◆ Problem ◆
Go through the entries below and pick out every line with "Diffraction".
-- Material to process start --
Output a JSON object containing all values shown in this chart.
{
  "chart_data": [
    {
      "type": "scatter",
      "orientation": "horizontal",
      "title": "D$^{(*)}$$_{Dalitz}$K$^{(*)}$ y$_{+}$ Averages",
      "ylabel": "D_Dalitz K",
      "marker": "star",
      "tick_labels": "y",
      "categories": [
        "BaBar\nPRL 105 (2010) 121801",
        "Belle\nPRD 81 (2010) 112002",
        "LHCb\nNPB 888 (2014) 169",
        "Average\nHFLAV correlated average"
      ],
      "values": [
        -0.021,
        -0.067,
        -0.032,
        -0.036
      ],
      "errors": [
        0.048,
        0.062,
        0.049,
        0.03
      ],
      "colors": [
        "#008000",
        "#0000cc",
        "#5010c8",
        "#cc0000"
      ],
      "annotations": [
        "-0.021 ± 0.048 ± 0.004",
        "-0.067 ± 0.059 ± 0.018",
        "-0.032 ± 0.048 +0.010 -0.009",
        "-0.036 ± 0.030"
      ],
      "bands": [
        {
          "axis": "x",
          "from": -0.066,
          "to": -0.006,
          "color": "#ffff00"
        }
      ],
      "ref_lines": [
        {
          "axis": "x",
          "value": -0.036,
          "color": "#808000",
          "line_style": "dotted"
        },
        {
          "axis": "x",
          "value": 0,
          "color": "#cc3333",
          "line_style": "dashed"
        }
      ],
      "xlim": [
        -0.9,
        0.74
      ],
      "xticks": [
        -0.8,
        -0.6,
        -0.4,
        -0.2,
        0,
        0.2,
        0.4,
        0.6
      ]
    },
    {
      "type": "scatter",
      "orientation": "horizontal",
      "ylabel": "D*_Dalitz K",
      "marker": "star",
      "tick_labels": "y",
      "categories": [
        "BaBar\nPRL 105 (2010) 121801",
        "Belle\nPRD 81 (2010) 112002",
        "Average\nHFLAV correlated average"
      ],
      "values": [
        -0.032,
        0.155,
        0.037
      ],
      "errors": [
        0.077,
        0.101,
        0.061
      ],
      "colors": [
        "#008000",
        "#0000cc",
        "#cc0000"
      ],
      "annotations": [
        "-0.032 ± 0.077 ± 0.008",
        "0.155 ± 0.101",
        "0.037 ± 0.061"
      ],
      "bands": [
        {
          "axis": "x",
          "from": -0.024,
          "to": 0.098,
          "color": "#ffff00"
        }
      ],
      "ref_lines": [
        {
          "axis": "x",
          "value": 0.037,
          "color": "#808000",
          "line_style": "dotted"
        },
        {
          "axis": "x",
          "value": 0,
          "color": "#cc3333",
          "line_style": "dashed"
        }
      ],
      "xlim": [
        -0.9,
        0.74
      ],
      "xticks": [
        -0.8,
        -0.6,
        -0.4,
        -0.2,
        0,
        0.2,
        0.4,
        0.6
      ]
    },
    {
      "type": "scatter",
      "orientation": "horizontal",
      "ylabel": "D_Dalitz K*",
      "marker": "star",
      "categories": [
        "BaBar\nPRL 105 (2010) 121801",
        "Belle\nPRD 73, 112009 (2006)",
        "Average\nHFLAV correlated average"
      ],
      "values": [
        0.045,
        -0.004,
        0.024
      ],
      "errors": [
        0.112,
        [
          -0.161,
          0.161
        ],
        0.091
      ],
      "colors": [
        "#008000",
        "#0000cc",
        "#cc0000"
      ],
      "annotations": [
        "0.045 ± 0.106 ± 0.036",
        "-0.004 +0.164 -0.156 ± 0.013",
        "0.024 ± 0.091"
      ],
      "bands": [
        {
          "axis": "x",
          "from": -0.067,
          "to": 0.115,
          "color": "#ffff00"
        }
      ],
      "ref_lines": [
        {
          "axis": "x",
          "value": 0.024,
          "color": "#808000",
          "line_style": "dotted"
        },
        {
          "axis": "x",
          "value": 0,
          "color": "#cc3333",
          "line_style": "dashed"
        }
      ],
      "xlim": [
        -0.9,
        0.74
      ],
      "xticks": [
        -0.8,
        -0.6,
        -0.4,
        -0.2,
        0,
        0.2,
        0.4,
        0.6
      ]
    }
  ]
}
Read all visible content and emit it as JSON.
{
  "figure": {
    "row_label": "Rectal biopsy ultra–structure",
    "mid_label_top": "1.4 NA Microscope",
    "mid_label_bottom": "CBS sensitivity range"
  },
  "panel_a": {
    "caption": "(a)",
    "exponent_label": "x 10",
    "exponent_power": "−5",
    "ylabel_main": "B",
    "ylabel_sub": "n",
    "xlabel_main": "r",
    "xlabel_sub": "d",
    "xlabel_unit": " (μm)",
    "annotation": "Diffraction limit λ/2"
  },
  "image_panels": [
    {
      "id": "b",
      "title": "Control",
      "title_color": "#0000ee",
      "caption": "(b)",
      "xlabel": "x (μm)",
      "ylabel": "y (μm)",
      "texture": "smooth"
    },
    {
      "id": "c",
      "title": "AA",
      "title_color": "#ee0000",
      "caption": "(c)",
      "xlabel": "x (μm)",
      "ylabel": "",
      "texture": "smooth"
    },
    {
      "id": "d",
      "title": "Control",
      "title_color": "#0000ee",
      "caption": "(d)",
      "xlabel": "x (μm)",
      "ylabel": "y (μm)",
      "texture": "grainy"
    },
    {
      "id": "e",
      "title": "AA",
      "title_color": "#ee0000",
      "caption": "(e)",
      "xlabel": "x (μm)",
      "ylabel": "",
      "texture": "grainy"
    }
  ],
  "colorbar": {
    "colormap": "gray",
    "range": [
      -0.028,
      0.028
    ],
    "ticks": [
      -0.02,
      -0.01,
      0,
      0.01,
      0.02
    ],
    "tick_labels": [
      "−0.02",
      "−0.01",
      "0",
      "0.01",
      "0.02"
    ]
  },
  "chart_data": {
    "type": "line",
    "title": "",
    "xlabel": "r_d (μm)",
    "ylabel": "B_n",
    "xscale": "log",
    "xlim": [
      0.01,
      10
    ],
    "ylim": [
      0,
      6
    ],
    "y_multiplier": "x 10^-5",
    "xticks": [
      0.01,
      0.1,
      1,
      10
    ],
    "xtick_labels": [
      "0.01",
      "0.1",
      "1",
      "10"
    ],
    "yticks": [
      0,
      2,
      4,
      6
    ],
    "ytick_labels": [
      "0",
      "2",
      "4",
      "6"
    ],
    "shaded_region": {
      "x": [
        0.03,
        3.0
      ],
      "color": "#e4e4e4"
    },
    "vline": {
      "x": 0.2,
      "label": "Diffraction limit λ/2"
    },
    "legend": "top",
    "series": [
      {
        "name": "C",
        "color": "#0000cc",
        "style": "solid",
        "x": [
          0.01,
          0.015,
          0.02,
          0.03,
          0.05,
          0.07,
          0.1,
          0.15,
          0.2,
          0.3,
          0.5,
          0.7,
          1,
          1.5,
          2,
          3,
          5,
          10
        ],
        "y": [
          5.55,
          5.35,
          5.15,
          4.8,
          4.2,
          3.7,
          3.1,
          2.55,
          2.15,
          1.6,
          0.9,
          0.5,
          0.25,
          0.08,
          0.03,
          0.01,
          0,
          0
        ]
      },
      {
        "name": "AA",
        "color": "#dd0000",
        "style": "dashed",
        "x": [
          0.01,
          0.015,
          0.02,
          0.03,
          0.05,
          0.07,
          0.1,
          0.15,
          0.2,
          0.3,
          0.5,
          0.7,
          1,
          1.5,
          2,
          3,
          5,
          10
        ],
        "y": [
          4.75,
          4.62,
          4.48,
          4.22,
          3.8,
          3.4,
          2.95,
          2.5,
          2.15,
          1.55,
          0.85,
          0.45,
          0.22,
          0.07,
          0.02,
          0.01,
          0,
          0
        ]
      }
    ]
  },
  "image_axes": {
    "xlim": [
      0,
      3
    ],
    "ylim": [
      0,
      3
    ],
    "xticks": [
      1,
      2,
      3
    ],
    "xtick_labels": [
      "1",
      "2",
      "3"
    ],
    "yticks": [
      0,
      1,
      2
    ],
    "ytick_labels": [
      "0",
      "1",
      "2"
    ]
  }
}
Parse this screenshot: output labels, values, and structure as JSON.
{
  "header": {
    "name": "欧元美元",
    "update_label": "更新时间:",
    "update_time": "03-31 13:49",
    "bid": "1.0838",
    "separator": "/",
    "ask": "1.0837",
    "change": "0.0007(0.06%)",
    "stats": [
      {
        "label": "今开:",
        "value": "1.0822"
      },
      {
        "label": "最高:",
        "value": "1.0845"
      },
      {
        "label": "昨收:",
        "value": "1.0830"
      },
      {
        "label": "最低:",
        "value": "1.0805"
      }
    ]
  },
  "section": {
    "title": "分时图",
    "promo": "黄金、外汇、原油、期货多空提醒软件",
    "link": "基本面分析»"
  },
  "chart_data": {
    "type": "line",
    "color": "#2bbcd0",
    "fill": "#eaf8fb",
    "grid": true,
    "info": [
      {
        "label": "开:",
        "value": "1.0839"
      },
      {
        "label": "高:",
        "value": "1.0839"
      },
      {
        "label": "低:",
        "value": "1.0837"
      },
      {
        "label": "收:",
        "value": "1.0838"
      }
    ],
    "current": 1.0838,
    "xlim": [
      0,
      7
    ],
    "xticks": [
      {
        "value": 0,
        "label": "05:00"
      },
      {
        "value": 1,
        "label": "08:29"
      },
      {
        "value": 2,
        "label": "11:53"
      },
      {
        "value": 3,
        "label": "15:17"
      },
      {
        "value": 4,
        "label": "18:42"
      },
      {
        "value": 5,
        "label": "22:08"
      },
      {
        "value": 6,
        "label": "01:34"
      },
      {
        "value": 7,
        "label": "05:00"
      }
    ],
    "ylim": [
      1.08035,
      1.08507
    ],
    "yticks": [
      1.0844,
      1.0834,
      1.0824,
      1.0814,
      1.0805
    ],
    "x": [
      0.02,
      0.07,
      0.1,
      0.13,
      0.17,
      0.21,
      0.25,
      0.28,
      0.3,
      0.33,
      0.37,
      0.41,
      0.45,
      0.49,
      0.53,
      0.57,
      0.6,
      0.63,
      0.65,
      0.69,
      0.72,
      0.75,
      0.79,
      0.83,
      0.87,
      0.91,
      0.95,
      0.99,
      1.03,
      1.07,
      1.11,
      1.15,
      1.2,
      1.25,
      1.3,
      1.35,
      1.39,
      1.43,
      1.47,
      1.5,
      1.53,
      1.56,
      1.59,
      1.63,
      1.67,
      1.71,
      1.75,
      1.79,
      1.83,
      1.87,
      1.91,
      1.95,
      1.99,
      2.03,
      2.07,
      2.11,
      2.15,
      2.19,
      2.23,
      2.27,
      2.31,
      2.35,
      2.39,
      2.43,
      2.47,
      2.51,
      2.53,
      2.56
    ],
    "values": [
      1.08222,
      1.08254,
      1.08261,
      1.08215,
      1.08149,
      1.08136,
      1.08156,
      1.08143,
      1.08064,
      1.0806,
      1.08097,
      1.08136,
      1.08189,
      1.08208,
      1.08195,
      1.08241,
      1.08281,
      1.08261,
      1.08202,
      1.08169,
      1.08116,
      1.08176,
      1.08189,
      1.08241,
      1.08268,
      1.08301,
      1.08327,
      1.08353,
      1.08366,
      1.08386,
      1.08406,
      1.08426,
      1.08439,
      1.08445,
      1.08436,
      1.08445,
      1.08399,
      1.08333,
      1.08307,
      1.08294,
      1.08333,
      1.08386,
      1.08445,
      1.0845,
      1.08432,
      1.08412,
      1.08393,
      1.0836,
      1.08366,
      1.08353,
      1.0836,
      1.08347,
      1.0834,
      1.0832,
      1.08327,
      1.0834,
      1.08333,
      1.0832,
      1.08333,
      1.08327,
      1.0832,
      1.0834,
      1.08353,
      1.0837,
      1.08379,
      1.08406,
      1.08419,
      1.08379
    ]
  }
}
-- Material to process end --
◆ Solution to the problem ◆
    "annotation": "Diffraction limit λ/2"
      "label": "Diffraction limit λ/2"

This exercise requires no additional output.